EXERCISE —
Find how many lines in the material hold the word "ffffff", then state that number and nothing more.

(Figure collection entries)
---------------

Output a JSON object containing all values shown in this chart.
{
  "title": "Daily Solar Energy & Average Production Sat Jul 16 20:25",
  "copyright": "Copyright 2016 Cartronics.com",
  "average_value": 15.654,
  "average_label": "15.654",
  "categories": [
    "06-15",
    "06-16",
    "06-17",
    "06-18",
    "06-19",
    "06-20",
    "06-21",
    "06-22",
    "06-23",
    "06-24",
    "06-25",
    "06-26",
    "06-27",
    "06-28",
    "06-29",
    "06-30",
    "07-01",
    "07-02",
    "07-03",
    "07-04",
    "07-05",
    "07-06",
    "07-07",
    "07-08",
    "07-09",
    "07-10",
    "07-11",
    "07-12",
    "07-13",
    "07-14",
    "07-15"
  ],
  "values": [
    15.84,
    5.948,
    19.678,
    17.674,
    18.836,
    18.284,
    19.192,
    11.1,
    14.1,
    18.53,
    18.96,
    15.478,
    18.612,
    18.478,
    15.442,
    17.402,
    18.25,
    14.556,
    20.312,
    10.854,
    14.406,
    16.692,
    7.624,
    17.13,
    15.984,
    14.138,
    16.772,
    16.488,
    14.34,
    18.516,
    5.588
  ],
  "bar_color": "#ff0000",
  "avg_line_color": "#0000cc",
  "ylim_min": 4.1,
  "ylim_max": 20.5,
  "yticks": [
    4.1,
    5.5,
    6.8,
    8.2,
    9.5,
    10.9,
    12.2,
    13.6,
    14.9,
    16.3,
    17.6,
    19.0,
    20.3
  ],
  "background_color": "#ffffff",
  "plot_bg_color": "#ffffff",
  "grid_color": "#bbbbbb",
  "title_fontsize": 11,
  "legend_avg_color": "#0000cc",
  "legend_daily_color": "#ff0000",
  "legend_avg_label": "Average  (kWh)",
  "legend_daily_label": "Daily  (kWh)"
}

---------------

OUTPUT OF THE EXERCISE —
2